Element location listings
* * * * * * *

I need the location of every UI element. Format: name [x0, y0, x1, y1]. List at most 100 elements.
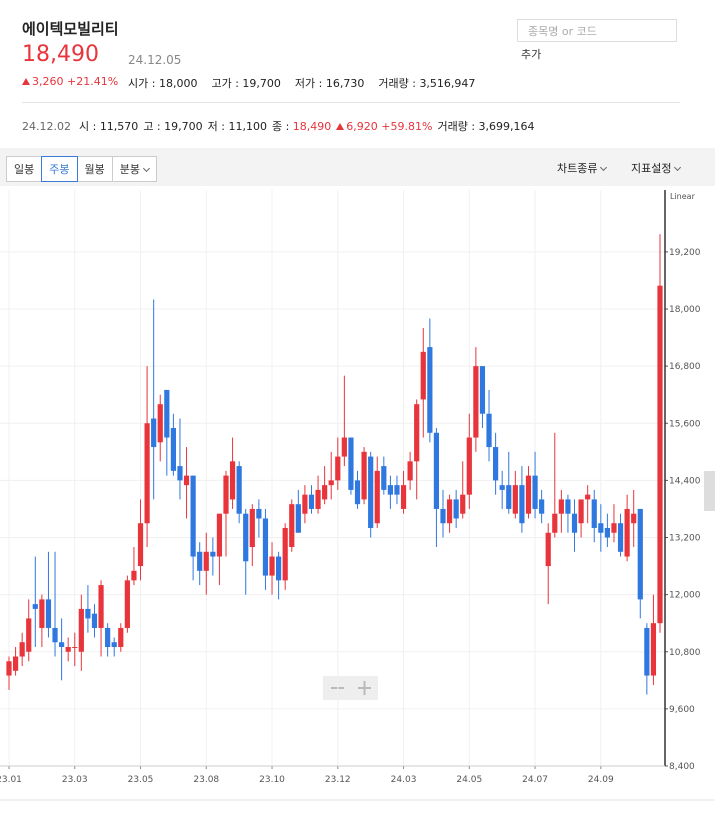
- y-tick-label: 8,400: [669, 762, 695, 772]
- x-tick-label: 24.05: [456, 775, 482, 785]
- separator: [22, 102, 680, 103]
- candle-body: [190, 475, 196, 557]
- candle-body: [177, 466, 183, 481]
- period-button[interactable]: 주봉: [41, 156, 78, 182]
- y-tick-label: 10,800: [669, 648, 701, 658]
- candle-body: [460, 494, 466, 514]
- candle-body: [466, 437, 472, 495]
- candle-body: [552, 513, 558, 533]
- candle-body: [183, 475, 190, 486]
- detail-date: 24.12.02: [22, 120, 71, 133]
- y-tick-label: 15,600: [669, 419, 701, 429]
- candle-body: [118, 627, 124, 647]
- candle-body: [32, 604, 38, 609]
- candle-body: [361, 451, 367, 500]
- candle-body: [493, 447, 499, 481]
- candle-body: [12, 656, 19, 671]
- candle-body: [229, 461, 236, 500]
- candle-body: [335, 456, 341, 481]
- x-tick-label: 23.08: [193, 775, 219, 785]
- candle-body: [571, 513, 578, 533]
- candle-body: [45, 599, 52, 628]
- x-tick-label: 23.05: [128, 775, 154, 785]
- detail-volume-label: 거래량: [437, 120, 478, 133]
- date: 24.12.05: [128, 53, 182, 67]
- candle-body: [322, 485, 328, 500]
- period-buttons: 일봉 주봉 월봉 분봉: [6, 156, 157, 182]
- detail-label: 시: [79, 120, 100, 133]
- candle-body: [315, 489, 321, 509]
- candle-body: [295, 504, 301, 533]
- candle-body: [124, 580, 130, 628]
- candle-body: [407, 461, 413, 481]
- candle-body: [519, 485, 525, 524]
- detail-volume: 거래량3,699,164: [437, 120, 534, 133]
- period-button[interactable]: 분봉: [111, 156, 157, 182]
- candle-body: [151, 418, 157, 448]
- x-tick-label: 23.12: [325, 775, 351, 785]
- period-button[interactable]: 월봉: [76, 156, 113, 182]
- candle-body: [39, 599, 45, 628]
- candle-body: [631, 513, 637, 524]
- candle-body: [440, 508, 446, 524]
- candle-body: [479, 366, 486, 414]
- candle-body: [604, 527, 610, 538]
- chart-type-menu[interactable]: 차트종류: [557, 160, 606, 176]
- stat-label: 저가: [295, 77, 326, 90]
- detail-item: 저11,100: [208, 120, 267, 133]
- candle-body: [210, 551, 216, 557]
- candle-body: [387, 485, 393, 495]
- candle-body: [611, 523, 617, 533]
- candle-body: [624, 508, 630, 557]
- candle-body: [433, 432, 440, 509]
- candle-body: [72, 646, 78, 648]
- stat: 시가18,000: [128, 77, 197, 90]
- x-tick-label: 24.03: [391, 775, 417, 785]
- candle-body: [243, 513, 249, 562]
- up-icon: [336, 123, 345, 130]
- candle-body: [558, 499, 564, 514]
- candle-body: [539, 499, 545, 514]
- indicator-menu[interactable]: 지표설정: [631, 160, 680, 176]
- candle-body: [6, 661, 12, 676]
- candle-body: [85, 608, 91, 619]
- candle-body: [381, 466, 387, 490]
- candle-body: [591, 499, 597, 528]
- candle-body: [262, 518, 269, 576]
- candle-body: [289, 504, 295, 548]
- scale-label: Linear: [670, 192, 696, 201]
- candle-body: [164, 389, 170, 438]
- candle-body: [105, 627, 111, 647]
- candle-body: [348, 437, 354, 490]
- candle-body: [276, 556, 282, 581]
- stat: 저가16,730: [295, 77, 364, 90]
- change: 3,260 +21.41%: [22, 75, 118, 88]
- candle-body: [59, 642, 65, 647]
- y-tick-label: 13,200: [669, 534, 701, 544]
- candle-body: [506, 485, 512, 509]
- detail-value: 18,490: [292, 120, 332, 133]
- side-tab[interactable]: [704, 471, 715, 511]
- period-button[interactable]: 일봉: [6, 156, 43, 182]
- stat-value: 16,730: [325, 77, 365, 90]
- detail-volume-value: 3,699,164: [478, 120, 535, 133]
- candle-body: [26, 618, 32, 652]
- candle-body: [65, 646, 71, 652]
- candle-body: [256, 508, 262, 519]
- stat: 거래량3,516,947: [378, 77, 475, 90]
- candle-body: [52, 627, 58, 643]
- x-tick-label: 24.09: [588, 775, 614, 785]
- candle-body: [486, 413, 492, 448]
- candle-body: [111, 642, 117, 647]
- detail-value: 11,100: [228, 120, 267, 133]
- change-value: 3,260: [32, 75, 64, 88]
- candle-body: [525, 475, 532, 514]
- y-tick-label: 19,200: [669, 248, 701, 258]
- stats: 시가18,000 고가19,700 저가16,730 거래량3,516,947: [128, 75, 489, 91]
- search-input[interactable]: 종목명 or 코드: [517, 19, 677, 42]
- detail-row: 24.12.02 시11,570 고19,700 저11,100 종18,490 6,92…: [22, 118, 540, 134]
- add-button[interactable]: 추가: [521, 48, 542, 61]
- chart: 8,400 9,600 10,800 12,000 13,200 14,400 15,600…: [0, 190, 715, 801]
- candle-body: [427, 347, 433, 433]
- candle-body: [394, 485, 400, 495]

* * * * * * *

Lay out as a numbered list the entries from the line with "- y-tick-label: 8,400: [669, 762, 695, 772]" to the line with "- candle-body: [571, 513, 578, 533]", leaving out any blank lines.

▶ Solution to this problem
1. - y-tick-label: 8,400: [669, 762, 695, 772]
2. - x-tick-label: 24.05: [456, 775, 482, 785]
3. - separator: [22, 102, 680, 103]
4. - candle-body: [190, 475, 196, 557]
5. - candle-body: [177, 466, 183, 481]
6. - period-button[interactable]: 주봉: [41, 156, 78, 182]
7. - y-tick-label: 10,800: [669, 648, 701, 658]
8. - candle-body: [460, 494, 466, 514]
9. - candle-body: [466, 437, 472, 495]
10. - candle-body: [552, 513, 558, 533]
11. - candle-body: [183, 475, 190, 486]
12. - detail-date: 24.12.02: [22, 120, 71, 133]
13. - y-tick-label: 15,600: [669, 419, 701, 429]
14. - candle-body: [118, 627, 124, 647]
15. - candle-body: [32, 604, 38, 609]
16. - candle-body: [361, 451, 367, 500]
17. - candle-body: [493, 447, 499, 481]
18. - candle-body: [12, 656, 19, 671]
19. - candle-body: [229, 461, 236, 500]
20. - candle-body: [335, 456, 341, 481]
21. - x-tick-label: 23.08: [193, 775, 219, 785]
22. - candle-body: [571, 513, 578, 533]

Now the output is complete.